Start DATA SUPPLIED
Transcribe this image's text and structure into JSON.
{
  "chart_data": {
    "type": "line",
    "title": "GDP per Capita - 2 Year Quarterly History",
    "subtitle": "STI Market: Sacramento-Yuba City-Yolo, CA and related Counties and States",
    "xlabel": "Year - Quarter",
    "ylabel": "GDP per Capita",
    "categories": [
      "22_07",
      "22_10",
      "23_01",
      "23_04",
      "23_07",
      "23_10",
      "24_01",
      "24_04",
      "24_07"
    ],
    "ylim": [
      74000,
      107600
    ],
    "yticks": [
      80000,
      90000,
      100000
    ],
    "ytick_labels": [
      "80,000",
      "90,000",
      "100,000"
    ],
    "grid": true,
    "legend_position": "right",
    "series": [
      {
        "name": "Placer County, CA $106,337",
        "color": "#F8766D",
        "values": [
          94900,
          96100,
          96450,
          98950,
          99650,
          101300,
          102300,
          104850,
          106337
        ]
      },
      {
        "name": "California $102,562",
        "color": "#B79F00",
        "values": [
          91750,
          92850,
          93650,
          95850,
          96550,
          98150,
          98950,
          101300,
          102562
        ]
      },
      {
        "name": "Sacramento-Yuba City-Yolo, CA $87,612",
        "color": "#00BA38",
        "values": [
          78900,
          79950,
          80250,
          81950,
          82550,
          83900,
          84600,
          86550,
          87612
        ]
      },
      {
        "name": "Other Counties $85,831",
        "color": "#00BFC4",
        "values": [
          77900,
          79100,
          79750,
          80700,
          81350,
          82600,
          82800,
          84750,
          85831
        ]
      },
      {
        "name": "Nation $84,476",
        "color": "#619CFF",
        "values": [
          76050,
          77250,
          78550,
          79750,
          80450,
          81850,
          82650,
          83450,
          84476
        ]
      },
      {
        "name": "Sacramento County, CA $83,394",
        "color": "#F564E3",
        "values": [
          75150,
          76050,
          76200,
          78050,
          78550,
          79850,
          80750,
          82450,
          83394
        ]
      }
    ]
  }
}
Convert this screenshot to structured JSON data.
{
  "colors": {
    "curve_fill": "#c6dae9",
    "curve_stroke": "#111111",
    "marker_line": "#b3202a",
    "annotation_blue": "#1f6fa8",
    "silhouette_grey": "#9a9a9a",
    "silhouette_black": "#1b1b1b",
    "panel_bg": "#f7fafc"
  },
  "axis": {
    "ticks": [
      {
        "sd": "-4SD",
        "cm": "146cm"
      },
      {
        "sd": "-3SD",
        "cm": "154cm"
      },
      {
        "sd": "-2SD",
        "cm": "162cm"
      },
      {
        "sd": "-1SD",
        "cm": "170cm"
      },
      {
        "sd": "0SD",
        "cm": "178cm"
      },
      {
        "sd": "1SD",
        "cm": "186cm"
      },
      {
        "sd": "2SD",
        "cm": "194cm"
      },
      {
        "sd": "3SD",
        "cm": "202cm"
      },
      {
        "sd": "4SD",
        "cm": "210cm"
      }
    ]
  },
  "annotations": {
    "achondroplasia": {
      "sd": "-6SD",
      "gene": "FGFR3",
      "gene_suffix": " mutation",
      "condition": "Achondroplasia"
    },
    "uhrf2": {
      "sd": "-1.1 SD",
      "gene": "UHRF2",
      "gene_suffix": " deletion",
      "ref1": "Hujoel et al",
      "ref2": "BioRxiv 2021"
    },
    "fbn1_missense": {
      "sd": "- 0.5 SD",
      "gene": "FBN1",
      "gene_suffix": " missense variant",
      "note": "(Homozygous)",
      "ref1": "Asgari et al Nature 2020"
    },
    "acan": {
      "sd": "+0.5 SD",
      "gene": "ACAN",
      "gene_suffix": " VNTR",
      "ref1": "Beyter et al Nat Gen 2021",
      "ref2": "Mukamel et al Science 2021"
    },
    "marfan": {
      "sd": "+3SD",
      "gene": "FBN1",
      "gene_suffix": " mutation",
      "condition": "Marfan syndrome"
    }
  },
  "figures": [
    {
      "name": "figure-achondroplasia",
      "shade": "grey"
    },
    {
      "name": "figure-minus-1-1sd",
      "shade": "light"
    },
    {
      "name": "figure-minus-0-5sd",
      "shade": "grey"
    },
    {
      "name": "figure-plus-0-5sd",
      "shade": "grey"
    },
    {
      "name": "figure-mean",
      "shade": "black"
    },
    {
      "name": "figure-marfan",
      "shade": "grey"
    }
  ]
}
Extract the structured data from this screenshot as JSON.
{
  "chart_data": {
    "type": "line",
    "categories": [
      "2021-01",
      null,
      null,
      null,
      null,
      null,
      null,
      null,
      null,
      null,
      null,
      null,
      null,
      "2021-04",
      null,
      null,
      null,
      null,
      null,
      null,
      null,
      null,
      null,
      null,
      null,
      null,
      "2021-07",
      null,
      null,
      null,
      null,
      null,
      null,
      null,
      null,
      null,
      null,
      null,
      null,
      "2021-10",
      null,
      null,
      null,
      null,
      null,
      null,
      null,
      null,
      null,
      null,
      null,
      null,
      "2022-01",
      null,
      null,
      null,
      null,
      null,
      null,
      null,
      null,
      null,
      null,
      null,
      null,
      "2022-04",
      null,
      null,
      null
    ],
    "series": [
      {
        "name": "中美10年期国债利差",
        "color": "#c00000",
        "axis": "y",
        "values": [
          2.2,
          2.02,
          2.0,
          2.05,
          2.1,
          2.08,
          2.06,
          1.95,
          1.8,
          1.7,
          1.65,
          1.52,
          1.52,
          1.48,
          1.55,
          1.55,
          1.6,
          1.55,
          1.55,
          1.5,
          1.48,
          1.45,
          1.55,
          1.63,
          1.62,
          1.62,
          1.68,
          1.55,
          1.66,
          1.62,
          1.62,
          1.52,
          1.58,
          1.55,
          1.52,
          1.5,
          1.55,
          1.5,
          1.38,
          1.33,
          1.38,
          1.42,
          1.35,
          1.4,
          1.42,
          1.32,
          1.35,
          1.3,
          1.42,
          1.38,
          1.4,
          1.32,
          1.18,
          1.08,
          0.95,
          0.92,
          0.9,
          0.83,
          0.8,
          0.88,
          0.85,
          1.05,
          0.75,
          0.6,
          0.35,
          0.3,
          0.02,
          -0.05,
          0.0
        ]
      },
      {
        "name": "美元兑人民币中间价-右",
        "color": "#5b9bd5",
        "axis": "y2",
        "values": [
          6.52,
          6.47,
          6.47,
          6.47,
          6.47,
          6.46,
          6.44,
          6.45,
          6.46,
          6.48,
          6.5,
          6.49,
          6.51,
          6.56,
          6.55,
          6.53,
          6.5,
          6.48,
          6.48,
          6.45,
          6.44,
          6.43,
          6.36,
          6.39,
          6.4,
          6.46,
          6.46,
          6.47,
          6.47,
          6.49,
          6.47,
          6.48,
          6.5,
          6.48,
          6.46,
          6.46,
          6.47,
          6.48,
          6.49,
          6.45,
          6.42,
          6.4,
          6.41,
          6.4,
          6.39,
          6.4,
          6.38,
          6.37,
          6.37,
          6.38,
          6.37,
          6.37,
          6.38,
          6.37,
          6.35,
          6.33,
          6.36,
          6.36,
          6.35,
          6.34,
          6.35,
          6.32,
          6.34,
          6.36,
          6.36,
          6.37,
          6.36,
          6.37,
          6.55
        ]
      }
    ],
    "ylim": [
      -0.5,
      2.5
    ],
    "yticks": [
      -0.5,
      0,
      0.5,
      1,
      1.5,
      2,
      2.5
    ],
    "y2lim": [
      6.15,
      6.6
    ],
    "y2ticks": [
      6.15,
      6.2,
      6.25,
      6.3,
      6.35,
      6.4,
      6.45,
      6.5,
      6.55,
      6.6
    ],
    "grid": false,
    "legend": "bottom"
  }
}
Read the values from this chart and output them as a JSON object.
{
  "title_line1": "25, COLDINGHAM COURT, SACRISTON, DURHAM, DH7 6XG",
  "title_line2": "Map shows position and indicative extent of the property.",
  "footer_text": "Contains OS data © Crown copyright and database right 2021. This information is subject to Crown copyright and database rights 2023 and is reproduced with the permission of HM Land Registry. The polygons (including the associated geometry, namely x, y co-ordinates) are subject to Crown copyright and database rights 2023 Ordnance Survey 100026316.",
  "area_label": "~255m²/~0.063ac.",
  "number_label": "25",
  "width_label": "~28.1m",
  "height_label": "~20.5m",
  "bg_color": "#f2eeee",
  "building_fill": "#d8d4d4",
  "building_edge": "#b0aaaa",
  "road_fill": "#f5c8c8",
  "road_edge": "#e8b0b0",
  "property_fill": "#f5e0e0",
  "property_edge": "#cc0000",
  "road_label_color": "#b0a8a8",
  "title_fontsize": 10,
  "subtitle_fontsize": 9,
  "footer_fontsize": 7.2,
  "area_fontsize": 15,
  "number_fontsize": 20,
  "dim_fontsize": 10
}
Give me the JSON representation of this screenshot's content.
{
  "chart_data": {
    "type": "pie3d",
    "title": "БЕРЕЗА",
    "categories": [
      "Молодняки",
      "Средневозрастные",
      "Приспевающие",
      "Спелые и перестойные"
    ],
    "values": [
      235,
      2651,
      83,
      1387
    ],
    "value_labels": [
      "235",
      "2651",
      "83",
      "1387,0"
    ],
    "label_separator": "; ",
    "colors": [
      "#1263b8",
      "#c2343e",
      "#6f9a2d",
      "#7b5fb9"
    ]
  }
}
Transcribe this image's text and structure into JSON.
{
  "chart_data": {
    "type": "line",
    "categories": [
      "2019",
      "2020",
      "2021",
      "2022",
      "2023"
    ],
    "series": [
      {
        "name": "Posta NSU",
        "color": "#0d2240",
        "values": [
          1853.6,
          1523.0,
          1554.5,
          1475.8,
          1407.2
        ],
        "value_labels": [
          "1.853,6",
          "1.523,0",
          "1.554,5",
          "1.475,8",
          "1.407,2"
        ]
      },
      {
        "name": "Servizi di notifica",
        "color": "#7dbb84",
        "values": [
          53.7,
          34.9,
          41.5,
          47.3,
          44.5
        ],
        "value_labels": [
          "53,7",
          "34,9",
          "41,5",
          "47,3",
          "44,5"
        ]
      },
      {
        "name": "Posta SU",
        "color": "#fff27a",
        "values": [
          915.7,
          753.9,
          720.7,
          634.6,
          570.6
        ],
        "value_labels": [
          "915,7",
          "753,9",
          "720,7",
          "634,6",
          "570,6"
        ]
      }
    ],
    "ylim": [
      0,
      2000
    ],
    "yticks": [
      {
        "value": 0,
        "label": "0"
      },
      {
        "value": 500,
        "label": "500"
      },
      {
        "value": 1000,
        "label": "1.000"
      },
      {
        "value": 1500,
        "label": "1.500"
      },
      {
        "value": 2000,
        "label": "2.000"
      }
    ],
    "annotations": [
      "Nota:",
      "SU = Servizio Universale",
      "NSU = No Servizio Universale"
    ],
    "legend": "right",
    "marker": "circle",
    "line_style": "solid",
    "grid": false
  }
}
End DATA SUPPLIED
Of the lines above, how many contain the word "Sacramento"? Provide the number and nothing else.

FINISHED ANSWER. 3